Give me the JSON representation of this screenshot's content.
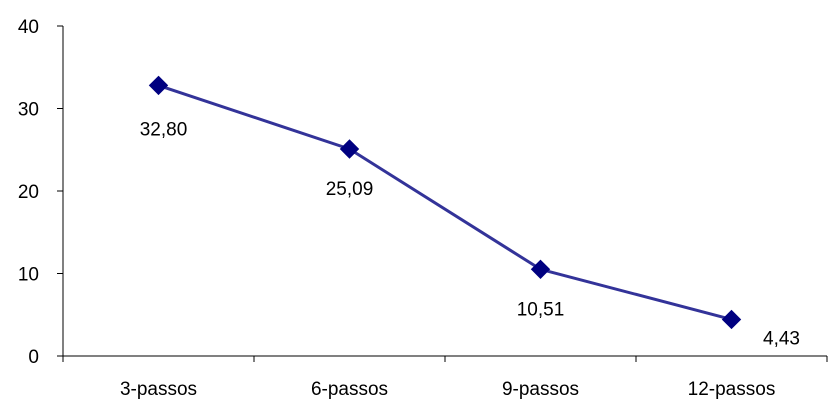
{
  "chart_data": {
    "type": "line",
    "categories": [
      "3-passos",
      "6-passos",
      "9-passos",
      "12-passos"
    ],
    "series": [
      {
        "values": [
          32.8,
          25.09,
          10.51,
          4.43
        ],
        "data_labels": [
          "32,80",
          "25,09",
          "10,51",
          "4,43"
        ],
        "color": "#333399",
        "marker_color": "#000080",
        "marker": "diamond"
      }
    ],
    "y_ticks": [
      "0",
      "10",
      "20",
      "30",
      "40"
    ],
    "ylim": [
      0,
      40
    ],
    "grid": false,
    "legend": "none",
    "title": "",
    "xlabel": "",
    "ylabel": ""
  }
}
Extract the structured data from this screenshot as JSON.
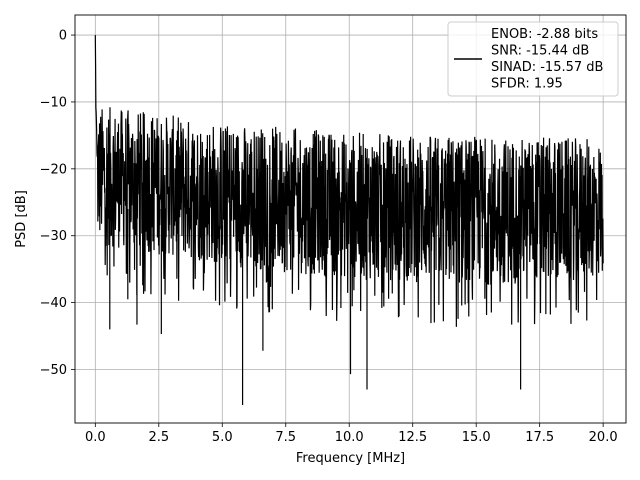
{
  "chart_data": {
    "type": "line",
    "title": "",
    "xlabel": "Frequency [MHz]",
    "ylabel": "PSD [dB]",
    "xlim": [
      -0.8,
      20.9
    ],
    "ylim": [
      -58,
      3
    ],
    "xticks": [
      0.0,
      2.5,
      5.0,
      7.5,
      10.0,
      12.5,
      15.0,
      17.5,
      20.0
    ],
    "xtick_labels": [
      "0.0",
      "2.5",
      "5.0",
      "7.5",
      "10.0",
      "12.5",
      "15.0",
      "17.5",
      "20.0"
    ],
    "yticks": [
      0,
      -10,
      -20,
      -30,
      -40,
      -50
    ],
    "ytick_labels": [
      "0",
      "−10",
      "−20",
      "−30",
      "−40",
      "−50"
    ],
    "grid": true,
    "legend_position": "top-right",
    "legend_lines": [
      "ENOB: -2.88 bits",
      "SNR: -15.44 dB",
      "SINAD: -15.57 dB",
      "SFDR: 1.95"
    ],
    "series": [
      {
        "color": "#000000",
        "x_range": [
          0.0,
          20.0
        ],
        "num_points": 1800,
        "peak": {
          "x": 0.0,
          "y": 0.0
        },
        "near_dc_values": [
          0,
          -4.5,
          -10.8,
          -11.5,
          -13,
          -15
        ],
        "upper_envelope": [
          [
            0.2,
            -12
          ],
          [
            5,
            -14.5
          ],
          [
            10,
            -16
          ],
          [
            15,
            -16.5
          ],
          [
            20,
            -17
          ]
        ],
        "lower_envelope": [
          [
            0.2,
            -33
          ],
          [
            5,
            -36
          ],
          [
            10,
            -38
          ],
          [
            15,
            -39
          ],
          [
            20,
            -38
          ]
        ],
        "notable_minima": [
          [
            0.57,
            -44
          ],
          [
            1.28,
            -39.5
          ],
          [
            1.64,
            -43.3
          ],
          [
            2.6,
            -44.7
          ],
          [
            5.8,
            -55.3
          ],
          [
            6.6,
            -47.2
          ],
          [
            10.05,
            -50.7
          ],
          [
            10.7,
            -53
          ],
          [
            16.75,
            -53
          ]
        ]
      }
    ]
  }
}
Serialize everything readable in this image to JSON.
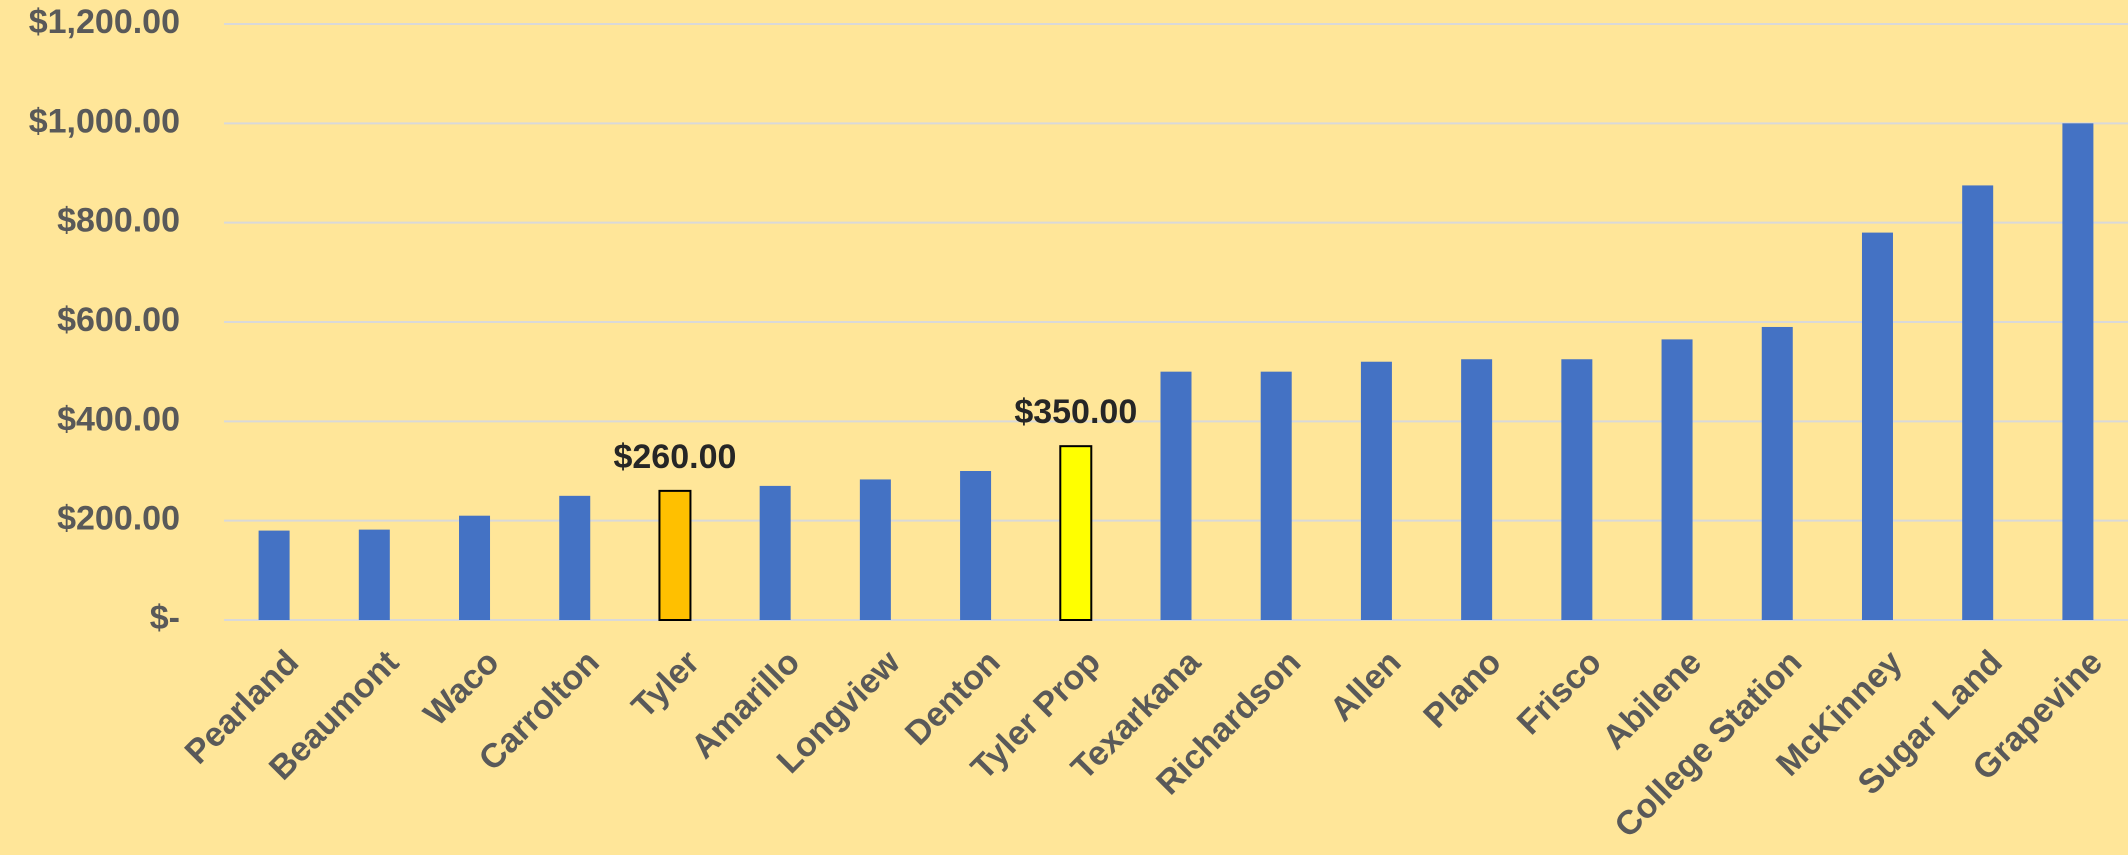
···
### Task statement
Every entry must be transcribed exactly. Pictures do not belong in the copy.

### Solution below
Give me the JSON representation of this screenshot's content.
{
  "chart_data": {
    "type": "line",
    "categories": [
      "3-passos",
      "6-passos",
      "9-passos",
      "12-passos"
    ],
    "series": [
      {
        "values": [
          32.8,
          25.09,
          10.51,
          4.43
        ],
        "data_labels": [
          "32,80",
          "25,09",
          "10,51",
          "4,43"
        ],
        "color": "#333399",
        "marker_color": "#000080",
        "marker": "diamond"
      }
    ],
    "y_ticks": [
      "0",
      "10",
      "20",
      "30",
      "40"
    ],
    "ylim": [
      0,
      40
    ],
    "grid": false,
    "legend": "none",
    "title": "",
    "xlabel": "",
    "ylabel": ""
  }
}
Extract the structured data from this screenshot as JSON.
{
  "chart_data": {
    "type": "line",
    "title": "",
    "xlabel": "Frequency [MHz]",
    "ylabel": "PSD [dB]",
    "xlim": [
      -0.8,
      20.9
    ],
    "ylim": [
      -58,
      3
    ],
    "xticks": [
      0.0,
      2.5,
      5.0,
      7.5,
      10.0,
      12.5,
      15.0,
      17.5,
      20.0
    ],
    "xtick_labels": [
      "0.0",
      "2.5",
      "5.0",
      "7.5",
      "10.0",
      "12.5",
      "15.0",
      "17.5",
      "20.0"
    ],
    "yticks": [
      0,
      -10,
      -20,
      -30,
      -40,
      -50
    ],
    "ytick_labels": [
      "0",
      "−10",
      "−20",
      "−30",
      "−40",
      "−50"
    ],
    "grid": true,
    "legend_position": "top-right",
    "legend_lines": [
      "ENOB: -2.88 bits",
      "SNR: -15.44 dB",
      "SINAD: -15.57 dB",
      "SFDR: 1.95"
    ],
    "series": [
      {
        "color": "#000000",
        "x_range": [
          0.0,
          20.0
        ],
        "num_points": 1800,
        "peak": {
          "x": 0.0,
          "y": 0.0
        },
        "near_dc_values": [
          0,
          -4.5,
          -10.8,
          -11.5,
          -13,
          -15
        ],
        "upper_envelope": [
          [
            0.2,
            -12
          ],
          [
            5,
            -14.5
          ],
          [
            10,
            -16
          ],
          [
            15,
            -16.5
          ],
          [
            20,
            -17
          ]
        ],
        "lower_envelope": [
          [
            0.2,
            -33
          ],
          [
            5,
            -36
          ],
          [
            10,
            -38
          ],
          [
            15,
            -39
          ],
          [
            20,
            -38
          ]
        ],
        "notable_minima": [
          [
            0.57,
            -44
          ],
          [
            1.28,
            -39.5
          ],
          [
            1.64,
            -43.3
          ],
          [
            2.6,
            -44.7
          ],
          [
            5.8,
            -55.3
          ],
          [
            6.6,
            -47.2
          ],
          [
            10.05,
            -50.7
          ],
          [
            10.7,
            -53
          ],
          [
            16.75,
            -53
          ]
        ]
      }
    ]
  }
}
Serialize everything readable in this image to JSON.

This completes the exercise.